* **YOUR GOAL**: Find the word "JSON" in the records below. List each line containing it.

* **RECORD EXCERPTS**:
+++

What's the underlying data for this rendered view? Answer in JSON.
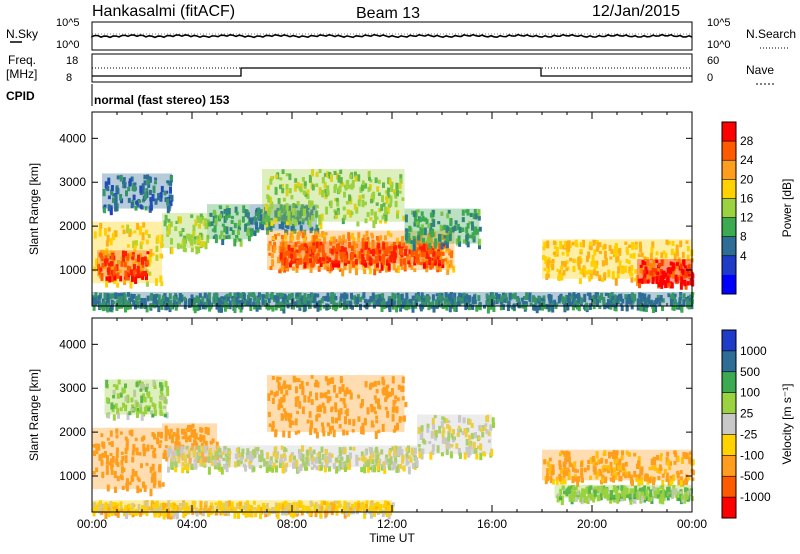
{
  "header": {
    "station": "Hankasalmi (fitACF)",
    "beam": "Beam 13",
    "date": "12/Jan/2015"
  },
  "top_panels": {
    "nsky_label": "N.Sky",
    "nsearch_label": "N.Search",
    "nsky_ticks": [
      "10^5",
      "10^0"
    ],
    "nsearch_ticks": [
      "10^5",
      "10^0"
    ],
    "freq_label_line1": "Freq.",
    "freq_label_line2": "[MHz]",
    "freq_ticks": [
      "18",
      "8"
    ],
    "nave_label": "Nave",
    "nave_ticks": [
      "60",
      "0"
    ],
    "cpid_label": "CPID",
    "cpid_text": "normal (fast stereo) 153"
  },
  "legends": {
    "power": {
      "title": "Power [dB]",
      "labels": [
        "28",
        "24",
        "20",
        "16",
        "12",
        "8",
        "4"
      ],
      "colors": [
        "#ff0000",
        "#ff5a00",
        "#ff9e1e",
        "#ffd200",
        "#9ad240",
        "#3caa50",
        "#2e6e96",
        "#1e3cc8",
        "#0000ff"
      ]
    },
    "velocity": {
      "title": "Velocity [m s⁻¹]",
      "labels": [
        "1000",
        "500",
        "100",
        "25",
        "-25",
        "-100",
        "-500",
        "-1000"
      ],
      "colors": [
        "#1e3cc8",
        "#2e6e96",
        "#3caa50",
        "#9ad240",
        "#c8c8c8",
        "#ffd200",
        "#ff9e1e",
        "#ff5a00",
        "#ff0000"
      ]
    }
  },
  "chart_data": [
    {
      "type": "heatmap",
      "title": "Power",
      "xlabel": "Time UT",
      "ylabel": "Slant Range [km]",
      "xlim": [
        0,
        24
      ],
      "ylim": [
        180,
        4600
      ],
      "x_tick_labels": [
        "00:00",
        "04:00",
        "08:00",
        "12:00",
        "16:00",
        "20:00",
        "00:00"
      ],
      "y_tick_labels": [
        "1000",
        "2000",
        "3000",
        "4000"
      ],
      "colorbar_range": [
        0,
        32
      ],
      "regions": [
        {
          "t0": 0.0,
          "t1": 2.8,
          "r0": 700,
          "r1": 2100,
          "power": 18
        },
        {
          "t0": 0.2,
          "t1": 2.2,
          "r0": 850,
          "r1": 1450,
          "power": 28
        },
        {
          "t0": 0.4,
          "t1": 3.2,
          "r0": 2400,
          "r1": 3200,
          "power": 6
        },
        {
          "t0": 2.8,
          "t1": 4.6,
          "r0": 1500,
          "r1": 2300,
          "power": 14
        },
        {
          "t0": 4.6,
          "t1": 6.3,
          "r0": 1700,
          "r1": 2500,
          "power": 10
        },
        {
          "t0": 6.3,
          "t1": 9.0,
          "r0": 1900,
          "r1": 2500,
          "power": 8
        },
        {
          "t0": 7.0,
          "t1": 14.5,
          "r0": 1000,
          "r1": 1900,
          "power": 22
        },
        {
          "t0": 7.5,
          "t1": 14.0,
          "r0": 1150,
          "r1": 1650,
          "power": 28
        },
        {
          "t0": 6.8,
          "t1": 12.5,
          "r0": 2100,
          "r1": 3300,
          "power": 14
        },
        {
          "t0": 12.5,
          "t1": 15.5,
          "r0": 1600,
          "r1": 2400,
          "power": 9
        },
        {
          "t0": 18.0,
          "t1": 24.0,
          "r0": 800,
          "r1": 1700,
          "power": 20
        },
        {
          "t0": 21.8,
          "t1": 24.0,
          "r0": 700,
          "r1": 1250,
          "power": 30
        },
        {
          "t0": 0.0,
          "t1": 24.0,
          "r0": 180,
          "r1": 500,
          "power": 8
        }
      ]
    },
    {
      "type": "heatmap",
      "title": "Velocity",
      "xlabel": "Time UT",
      "ylabel": "Slant Range [km]",
      "xlim": [
        0,
        24
      ],
      "ylim": [
        180,
        4600
      ],
      "x_tick_labels": [
        "00:00",
        "04:00",
        "08:00",
        "12:00",
        "16:00",
        "20:00",
        "00:00"
      ],
      "y_tick_labels": [
        "1000",
        "2000",
        "3000",
        "4000"
      ],
      "colorbar_range": [
        -1000,
        1000
      ],
      "regions": [
        {
          "t0": 0.0,
          "t1": 2.8,
          "r0": 700,
          "r1": 2100,
          "velocity": -300
        },
        {
          "t0": 2.8,
          "t1": 5.0,
          "r0": 1400,
          "r1": 2200,
          "velocity": -200
        },
        {
          "t0": 0.5,
          "t1": 3.0,
          "r0": 2400,
          "r1": 3200,
          "velocity": 60
        },
        {
          "t0": 3.0,
          "t1": 13.0,
          "r0": 1200,
          "r1": 1700,
          "velocity": 0
        },
        {
          "t0": 7.0,
          "t1": 12.5,
          "r0": 2000,
          "r1": 3300,
          "velocity": -400
        },
        {
          "t0": 13.0,
          "t1": 16.0,
          "r0": 1500,
          "r1": 2400,
          "velocity": 0
        },
        {
          "t0": 18.0,
          "t1": 24.0,
          "r0": 900,
          "r1": 1600,
          "velocity": -120
        },
        {
          "t0": 18.5,
          "t1": 24.0,
          "r0": 500,
          "r1": 800,
          "velocity": 80
        },
        {
          "t0": 0.0,
          "t1": 12.0,
          "r0": 180,
          "r1": 450,
          "velocity": -60
        }
      ]
    }
  ]
}
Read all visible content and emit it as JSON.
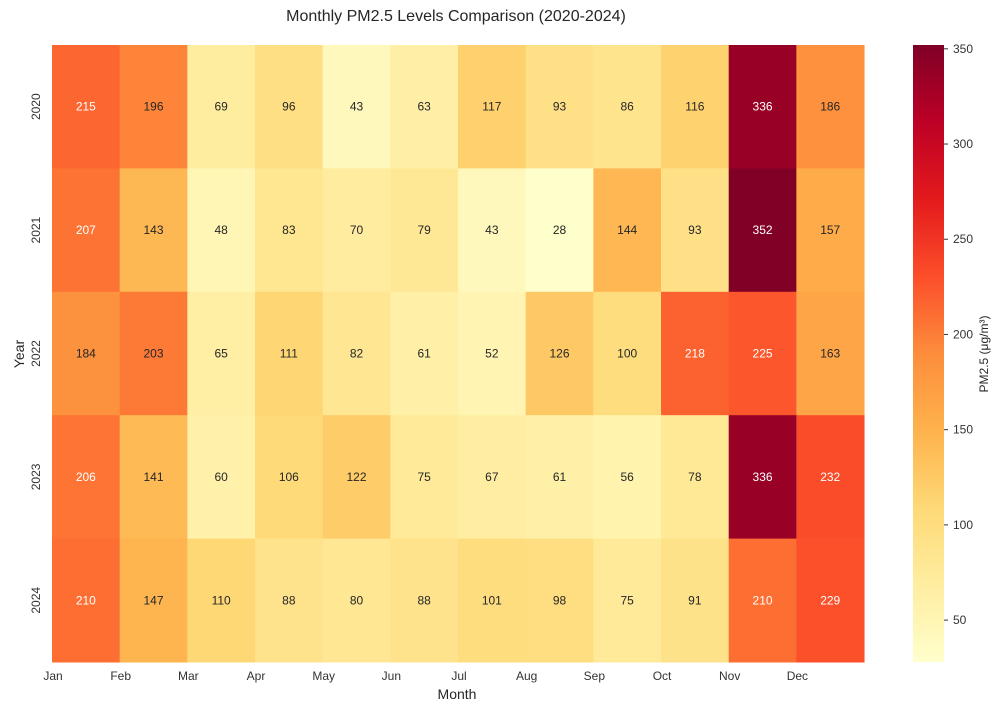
{
  "chart_data": {
    "type": "heatmap",
    "title": "Monthly PM2.5 Levels Comparison (2020-2024)",
    "xlabel": "Month",
    "ylabel": "Year",
    "x_tick_labels": [
      "Jan",
      "Feb",
      "Mar",
      "Apr",
      "May",
      "Jun",
      "Jul",
      "Aug",
      "Sep",
      "Oct",
      "Nov",
      "Dec"
    ],
    "y_tick_labels": [
      "2020",
      "2021",
      "2022",
      "2023",
      "2024"
    ],
    "values": [
      [
        215,
        196,
        69,
        96,
        43,
        63,
        117,
        93,
        86,
        116,
        336,
        186
      ],
      [
        207,
        143,
        48,
        83,
        70,
        79,
        43,
        28,
        144,
        93,
        352,
        157
      ],
      [
        184,
        203,
        65,
        111,
        82,
        61,
        52,
        126,
        100,
        218,
        225,
        163
      ],
      [
        206,
        141,
        60,
        106,
        122,
        75,
        67,
        61,
        56,
        78,
        336,
        232
      ],
      [
        210,
        147,
        110,
        88,
        80,
        88,
        101,
        98,
        75,
        91,
        210,
        229
      ]
    ],
    "colorbar": {
      "label": "PM2.5 (μg/m³)",
      "range": [
        28,
        352
      ],
      "ticks": [
        50,
        100,
        150,
        200,
        250,
        300,
        350
      ],
      "colormap": "YlOrRd"
    },
    "grid": false
  }
}
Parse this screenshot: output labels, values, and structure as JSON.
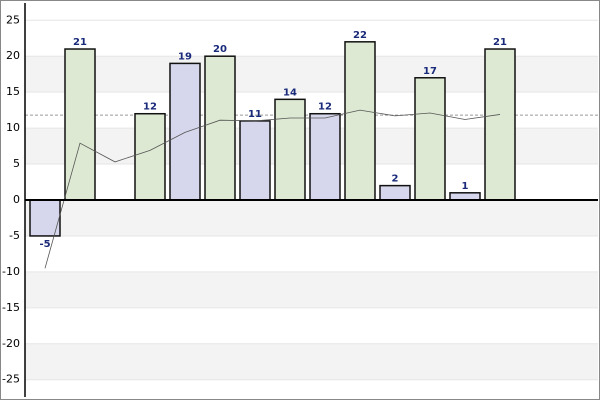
{
  "chart_data": {
    "type": "bar",
    "values": [
      -5,
      21,
      null,
      12,
      19,
      20,
      11,
      14,
      12,
      22,
      2,
      17,
      1,
      21
    ],
    "colors": [
      "#d6d6ec",
      "#dde9d2",
      null,
      "#dde9d2",
      "#d6d6ec",
      "#dde9d2",
      "#d6d6ec",
      "#dde9d2",
      "#d6d6ec",
      "#dde9d2",
      "#d6d6ec",
      "#dde9d2",
      "#d6d6ec",
      "#dde9d2"
    ],
    "trend": {
      "color": "#555555",
      "values": [
        -9.5,
        7.9,
        5.3,
        6.9,
        9.4,
        11.1,
        11,
        11.4,
        11.4,
        12.5,
        11.7,
        12.1,
        11.2,
        11.9
      ]
    },
    "reference_line": 11.8,
    "ylim": [
      -27.4,
      27.4
    ],
    "yticks": [
      -25,
      -20,
      -15,
      -10,
      -5,
      0,
      5,
      10,
      15,
      20,
      25
    ],
    "grid": true
  }
}
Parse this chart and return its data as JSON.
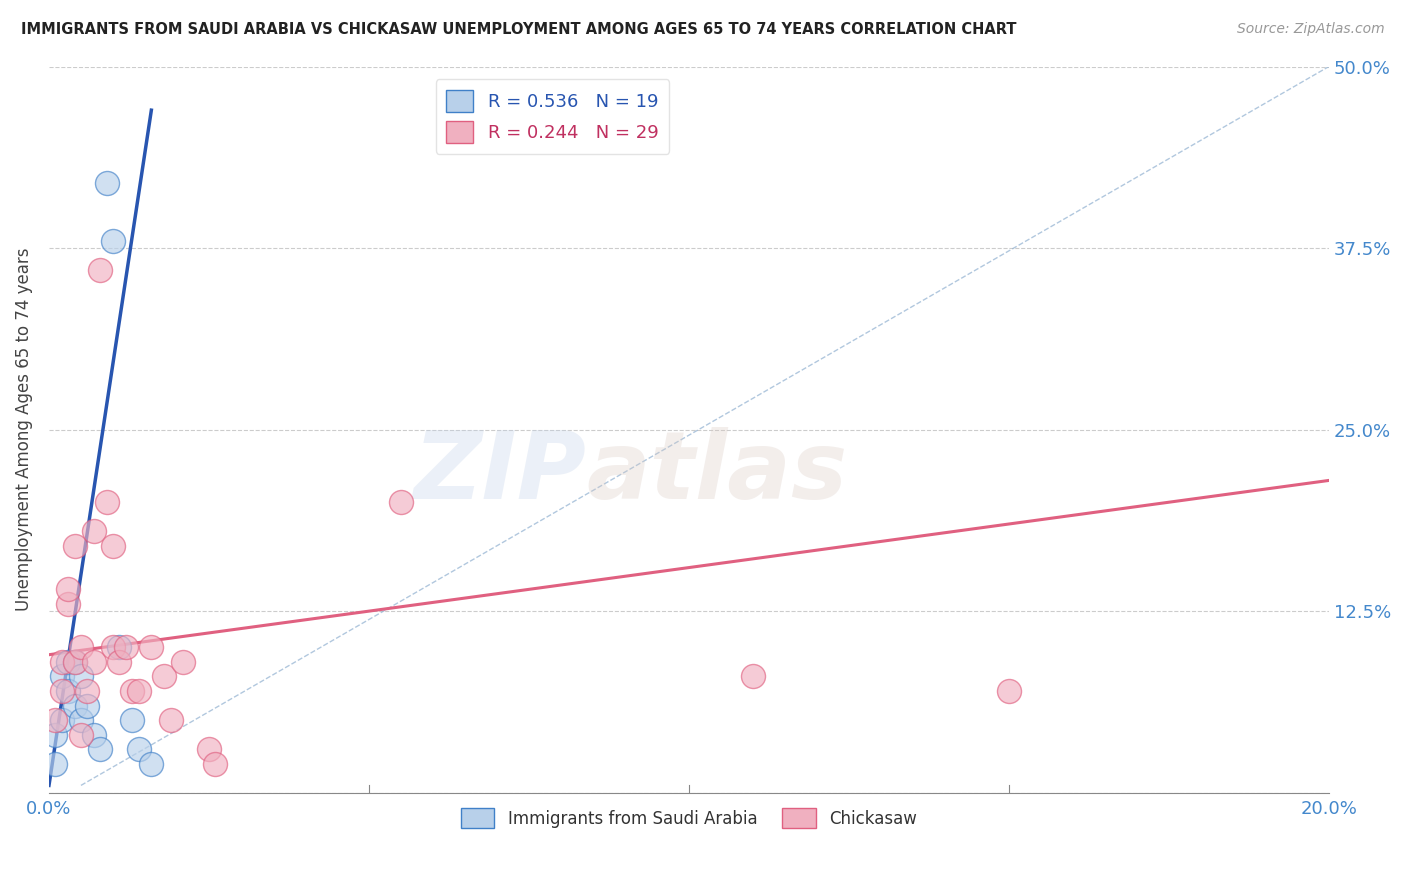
{
  "title": "IMMIGRANTS FROM SAUDI ARABIA VS CHICKASAW UNEMPLOYMENT AMONG AGES 65 TO 74 YEARS CORRELATION CHART",
  "source": "Source: ZipAtlas.com",
  "ylabel": "Unemployment Among Ages 65 to 74 years",
  "xlim": [
    0.0,
    0.2
  ],
  "ylim": [
    0.0,
    0.5
  ],
  "xticks": [
    0.0,
    0.05,
    0.1,
    0.15,
    0.2
  ],
  "xticklabels": [
    "0.0%",
    "",
    "",
    "",
    "20.0%"
  ],
  "yticks": [
    0.0,
    0.125,
    0.25,
    0.375,
    0.5
  ],
  "yticklabels": [
    "",
    "12.5%",
    "25.0%",
    "37.5%",
    "50.0%"
  ],
  "legend_r1": "R = 0.536",
  "legend_n1": "N = 19",
  "legend_r2": "R = 0.244",
  "legend_n2": "N = 29",
  "color_blue_fill": "#b8d0ea",
  "color_pink_fill": "#f0b0c0",
  "color_blue_edge": "#4080c8",
  "color_pink_edge": "#e06080",
  "color_blue_line": "#2855b0",
  "color_pink_line": "#e06080",
  "color_dashed": "#90b0d0",
  "watermark_zip": "ZIP",
  "watermark_atlas": "atlas",
  "blue_scatter_x": [
    0.001,
    0.001,
    0.002,
    0.002,
    0.003,
    0.003,
    0.004,
    0.004,
    0.005,
    0.005,
    0.006,
    0.007,
    0.008,
    0.009,
    0.01,
    0.011,
    0.013,
    0.014,
    0.016
  ],
  "blue_scatter_y": [
    0.02,
    0.04,
    0.05,
    0.08,
    0.07,
    0.09,
    0.06,
    0.09,
    0.05,
    0.08,
    0.06,
    0.04,
    0.03,
    0.42,
    0.38,
    0.1,
    0.05,
    0.03,
    0.02
  ],
  "pink_scatter_x": [
    0.001,
    0.002,
    0.002,
    0.003,
    0.003,
    0.004,
    0.004,
    0.005,
    0.005,
    0.006,
    0.007,
    0.007,
    0.008,
    0.009,
    0.01,
    0.01,
    0.011,
    0.012,
    0.013,
    0.014,
    0.016,
    0.018,
    0.019,
    0.021,
    0.025,
    0.026,
    0.055,
    0.11,
    0.15
  ],
  "pink_scatter_y": [
    0.05,
    0.07,
    0.09,
    0.13,
    0.14,
    0.09,
    0.17,
    0.1,
    0.04,
    0.07,
    0.09,
    0.18,
    0.36,
    0.2,
    0.1,
    0.17,
    0.09,
    0.1,
    0.07,
    0.07,
    0.1,
    0.08,
    0.05,
    0.09,
    0.03,
    0.02,
    0.2,
    0.08,
    0.07
  ],
  "blue_line_x": [
    0.0,
    0.016
  ],
  "blue_line_y": [
    0.005,
    0.47
  ],
  "pink_line_x": [
    0.0,
    0.2
  ],
  "pink_line_y": [
    0.095,
    0.215
  ],
  "dashed_line_x": [
    0.005,
    0.2
  ],
  "dashed_line_y": [
    0.005,
    0.5
  ]
}
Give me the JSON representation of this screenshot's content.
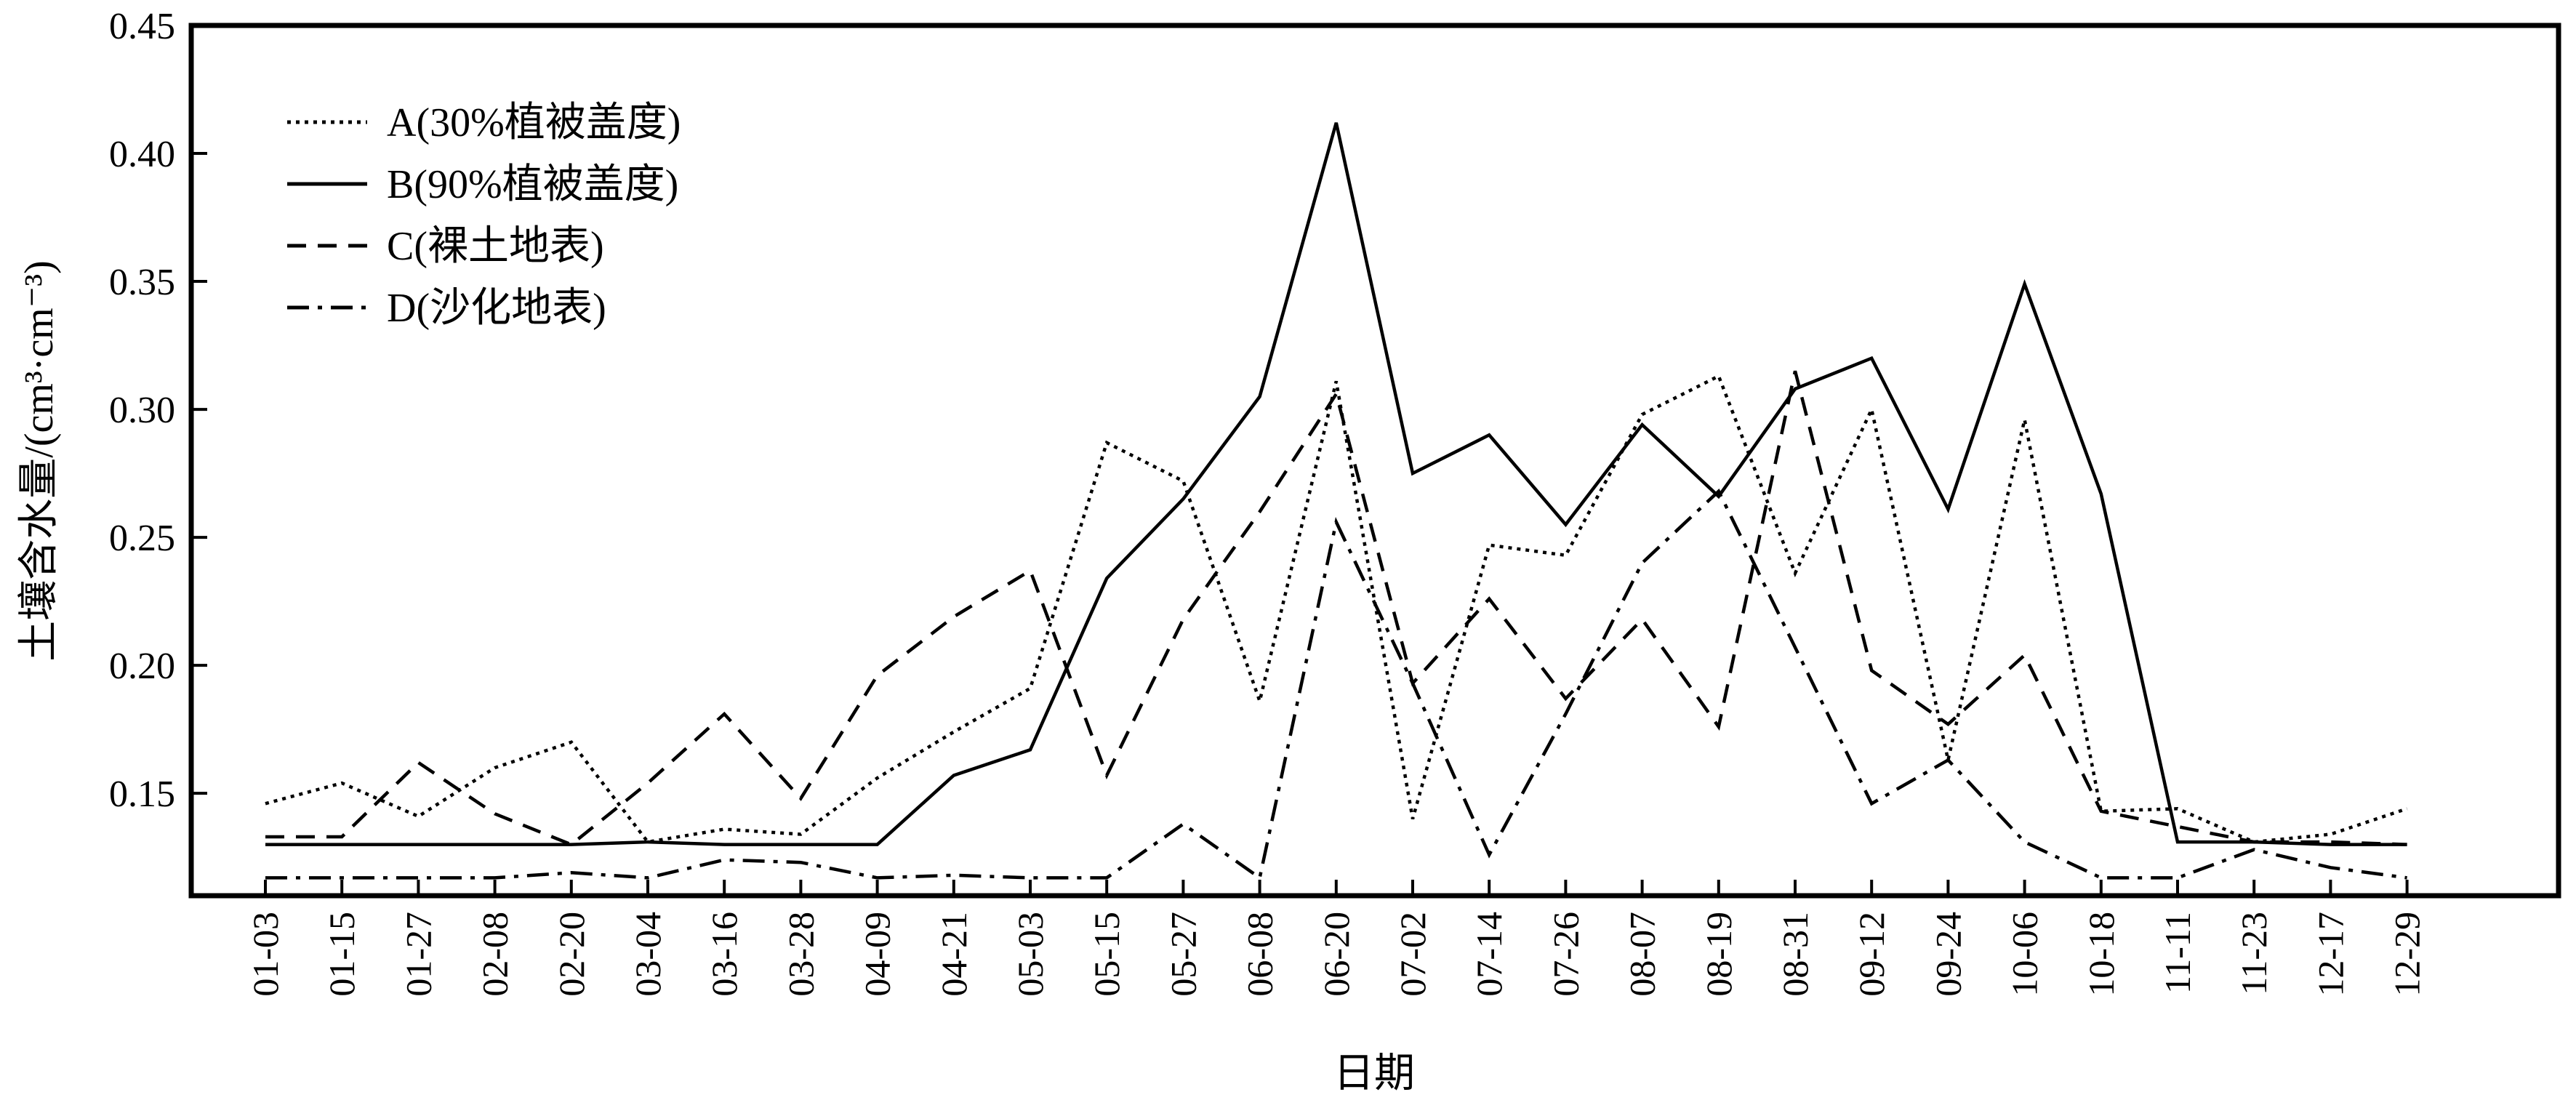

+++

* **SOLVED PROBLEM**:
What's the underlying data for this rendered view? Answer in JSON.
Read all visible content and emit it as JSON.
Parse this screenshot: output labels, values, and structure as JSON.
Parse this chart and return its data as JSON.
Give me the JSON representation of this screenshot's content.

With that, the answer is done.